(Provided data)

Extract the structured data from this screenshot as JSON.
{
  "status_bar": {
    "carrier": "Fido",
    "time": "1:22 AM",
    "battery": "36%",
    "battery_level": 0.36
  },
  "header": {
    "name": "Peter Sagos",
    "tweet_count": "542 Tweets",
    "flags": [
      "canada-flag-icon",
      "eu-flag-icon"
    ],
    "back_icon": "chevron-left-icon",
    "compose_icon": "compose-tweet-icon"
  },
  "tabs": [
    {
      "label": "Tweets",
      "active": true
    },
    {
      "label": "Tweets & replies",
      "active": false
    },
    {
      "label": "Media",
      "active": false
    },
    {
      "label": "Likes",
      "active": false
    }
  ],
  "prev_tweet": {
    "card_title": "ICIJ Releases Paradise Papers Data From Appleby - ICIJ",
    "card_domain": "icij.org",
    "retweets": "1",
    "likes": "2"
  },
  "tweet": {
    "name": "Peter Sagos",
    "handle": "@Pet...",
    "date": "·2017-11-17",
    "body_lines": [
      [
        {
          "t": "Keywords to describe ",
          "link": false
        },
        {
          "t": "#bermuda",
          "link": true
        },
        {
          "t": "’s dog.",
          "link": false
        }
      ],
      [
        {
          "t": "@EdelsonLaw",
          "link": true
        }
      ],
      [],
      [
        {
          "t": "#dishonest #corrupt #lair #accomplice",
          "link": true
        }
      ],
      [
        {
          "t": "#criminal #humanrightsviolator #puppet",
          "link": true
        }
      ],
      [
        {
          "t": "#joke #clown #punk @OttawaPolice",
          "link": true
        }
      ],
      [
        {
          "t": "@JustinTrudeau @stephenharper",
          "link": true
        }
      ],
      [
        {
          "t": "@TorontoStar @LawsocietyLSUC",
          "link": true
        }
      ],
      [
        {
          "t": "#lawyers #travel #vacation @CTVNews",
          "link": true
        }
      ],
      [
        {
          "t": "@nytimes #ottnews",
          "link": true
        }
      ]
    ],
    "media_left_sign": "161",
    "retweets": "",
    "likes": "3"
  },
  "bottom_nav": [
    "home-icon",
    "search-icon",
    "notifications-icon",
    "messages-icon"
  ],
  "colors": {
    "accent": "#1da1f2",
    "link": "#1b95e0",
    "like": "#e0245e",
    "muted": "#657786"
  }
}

(Set task)
Go through the listing and print each line exactly as it appears.

(Full response)
Extract the structured data from this screenshot as JSON.
{
  "status_bar": {
    "carrier": "Fido",
    "time": "1:22 AM",
    "battery": "36%",
    "battery_level": 0.36
  },
  "header": {
    "name": "Peter Sagos",
    "tweet_count": "542 Tweets",
    "flags": [
      "canada-flag-icon",
      "eu-flag-icon"
    ],
    "back_icon": "chevron-left-icon",
    "compose_icon": "compose-tweet-icon"
  },
  "tabs": [
    {
      "label": "Tweets",
      "active": true
    },
    {
      "label": "Tweets & replies",
      "active": false
    },
    {
      "label": "Media",
      "active": false
    },
    {
      "label": "Likes",
      "active": false
    }
  ],
  "prev_tweet": {
    "card_title": "ICIJ Releases Paradise Papers Data From Appleby - ICIJ",
    "card_domain": "icij.org",
    "retweets": "1",
    "likes": "2"
  },
  "tweet": {
    "name": "Peter Sagos",
    "handle": "@Pet...",
    "date": "·2017-11-17",
    "body_lines": [
      [
        {
          "t": "Keywords to describe ",
          "link": false
        },
        {
          "t": "#bermuda",
          "link": true
        },
        {
          "t": "’s dog.",
          "link": false
        }
      ],
      [
        {
          "t": "@EdelsonLaw",
          "link": true
        }
      ],
      [],
      [
        {
          "t": "#dishonest #corrupt #lair #accomplice",
          "link": true
        }
      ],
      [
        {
          "t": "#criminal #humanrightsviolator #puppet",
          "link": true
        }
      ],
      [
        {
          "t": "#joke #clown #punk @OttawaPolice",
          "link": true
        }
      ],
      [
        {
          "t": "@JustinTrudeau @stephenharper",
          "link": true
        }
      ],
      [
        {
          "t": "@TorontoStar @LawsocietyLSUC",
          "link": true
        }
      ],
      [
        {
          "t": "#lawyers #travel #vacation @CTVNews",
          "link": true
        }
      ],
      [
        {
          "t": "@nytimes #ottnews",
          "link": true
        }
      ]
    ],
    "media_left_sign": "161",
    "retweets": "",
    "likes": "3"
  },
  "bottom_nav": [
    "home-icon",
    "search-icon",
    "notifications-icon",
    "messages-icon"
  ],
  "colors": {
    "accent": "#1da1f2",
    "link": "#1b95e0",
    "like": "#e0245e",
    "muted": "#657786"
  }
}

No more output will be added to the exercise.